DATA SHOWN -
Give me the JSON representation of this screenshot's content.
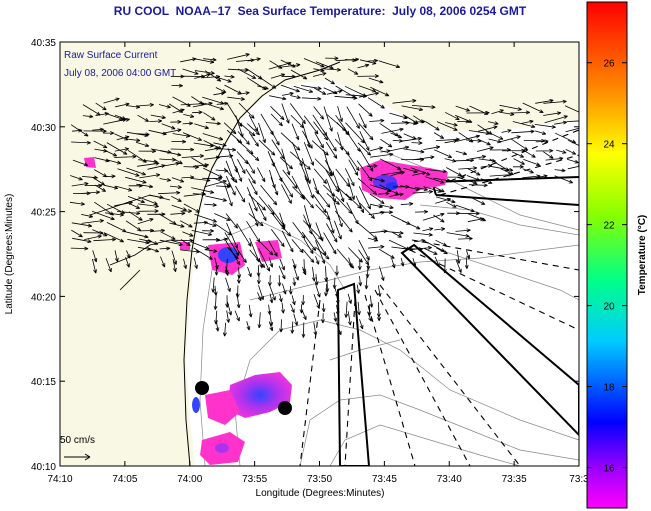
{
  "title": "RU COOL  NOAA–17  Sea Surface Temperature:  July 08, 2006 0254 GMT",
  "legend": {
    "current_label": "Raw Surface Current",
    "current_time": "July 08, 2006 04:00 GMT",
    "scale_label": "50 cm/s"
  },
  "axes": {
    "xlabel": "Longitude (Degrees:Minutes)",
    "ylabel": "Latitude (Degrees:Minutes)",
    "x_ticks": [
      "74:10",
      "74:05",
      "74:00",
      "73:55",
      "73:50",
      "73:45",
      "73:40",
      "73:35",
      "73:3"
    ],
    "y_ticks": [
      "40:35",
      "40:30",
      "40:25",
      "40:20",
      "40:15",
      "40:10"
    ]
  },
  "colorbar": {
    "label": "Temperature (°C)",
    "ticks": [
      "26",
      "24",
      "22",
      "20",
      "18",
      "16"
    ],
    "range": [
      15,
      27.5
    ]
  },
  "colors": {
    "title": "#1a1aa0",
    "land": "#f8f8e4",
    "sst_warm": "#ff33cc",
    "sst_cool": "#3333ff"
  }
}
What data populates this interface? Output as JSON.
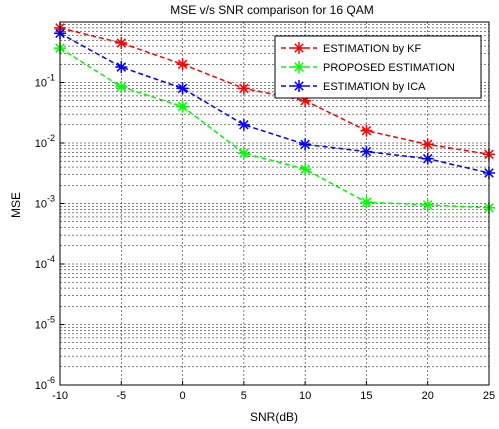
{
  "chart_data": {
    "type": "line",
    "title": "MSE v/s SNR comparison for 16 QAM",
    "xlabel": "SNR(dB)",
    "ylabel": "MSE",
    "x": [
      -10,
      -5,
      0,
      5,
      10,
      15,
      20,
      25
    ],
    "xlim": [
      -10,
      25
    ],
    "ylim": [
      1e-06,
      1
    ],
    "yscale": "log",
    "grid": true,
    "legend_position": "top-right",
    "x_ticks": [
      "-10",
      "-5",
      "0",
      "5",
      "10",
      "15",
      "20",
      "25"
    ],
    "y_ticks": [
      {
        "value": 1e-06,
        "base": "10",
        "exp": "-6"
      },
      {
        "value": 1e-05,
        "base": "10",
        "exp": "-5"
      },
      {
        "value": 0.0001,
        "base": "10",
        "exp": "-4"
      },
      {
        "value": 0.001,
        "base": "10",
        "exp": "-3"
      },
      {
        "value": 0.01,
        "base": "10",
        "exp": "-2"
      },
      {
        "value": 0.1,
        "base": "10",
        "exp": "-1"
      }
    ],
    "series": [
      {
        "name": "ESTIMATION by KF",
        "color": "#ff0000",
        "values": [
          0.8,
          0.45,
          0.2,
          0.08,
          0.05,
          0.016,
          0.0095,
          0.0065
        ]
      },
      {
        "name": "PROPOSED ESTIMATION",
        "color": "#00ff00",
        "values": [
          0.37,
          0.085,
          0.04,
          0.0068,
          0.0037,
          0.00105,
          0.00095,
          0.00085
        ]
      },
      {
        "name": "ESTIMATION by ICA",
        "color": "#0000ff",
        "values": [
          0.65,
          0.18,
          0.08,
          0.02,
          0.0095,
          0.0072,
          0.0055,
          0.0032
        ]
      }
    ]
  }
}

==

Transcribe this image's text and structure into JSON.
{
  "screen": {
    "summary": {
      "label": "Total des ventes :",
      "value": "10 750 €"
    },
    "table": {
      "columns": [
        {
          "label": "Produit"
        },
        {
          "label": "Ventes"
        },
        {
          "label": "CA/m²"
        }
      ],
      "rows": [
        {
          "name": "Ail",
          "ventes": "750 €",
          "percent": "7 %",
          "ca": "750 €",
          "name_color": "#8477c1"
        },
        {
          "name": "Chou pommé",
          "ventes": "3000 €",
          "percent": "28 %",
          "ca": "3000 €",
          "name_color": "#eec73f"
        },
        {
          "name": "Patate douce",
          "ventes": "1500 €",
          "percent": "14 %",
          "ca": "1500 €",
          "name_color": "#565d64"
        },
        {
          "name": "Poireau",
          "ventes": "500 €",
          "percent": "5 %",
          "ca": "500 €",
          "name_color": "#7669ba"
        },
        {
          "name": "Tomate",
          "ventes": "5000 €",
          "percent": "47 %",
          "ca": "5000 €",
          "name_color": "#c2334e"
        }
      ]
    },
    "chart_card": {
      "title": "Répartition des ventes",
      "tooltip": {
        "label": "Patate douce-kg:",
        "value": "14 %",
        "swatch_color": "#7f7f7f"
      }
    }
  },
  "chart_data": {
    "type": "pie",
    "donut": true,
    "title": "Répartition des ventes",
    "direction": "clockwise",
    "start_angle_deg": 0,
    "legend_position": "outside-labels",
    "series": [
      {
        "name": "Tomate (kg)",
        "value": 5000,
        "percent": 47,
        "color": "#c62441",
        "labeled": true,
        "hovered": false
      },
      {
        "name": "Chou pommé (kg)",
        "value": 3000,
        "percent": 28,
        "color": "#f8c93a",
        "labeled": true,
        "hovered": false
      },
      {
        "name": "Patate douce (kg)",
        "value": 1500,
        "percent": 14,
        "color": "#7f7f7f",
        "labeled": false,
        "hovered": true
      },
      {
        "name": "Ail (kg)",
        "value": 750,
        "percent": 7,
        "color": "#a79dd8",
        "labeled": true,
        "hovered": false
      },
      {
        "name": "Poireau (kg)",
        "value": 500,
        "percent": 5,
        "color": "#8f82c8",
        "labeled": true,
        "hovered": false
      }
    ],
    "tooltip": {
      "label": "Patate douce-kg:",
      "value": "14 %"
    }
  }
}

EXERCISE DESCRIPTION - Pick out lines containing the word "Minutes", each one as written.

RESULT FOR THIS TASK -
    "xlabel": "Longitude (Degrees:Minutes)",
    "ylabel": "Latitude (Degrees:Minutes)",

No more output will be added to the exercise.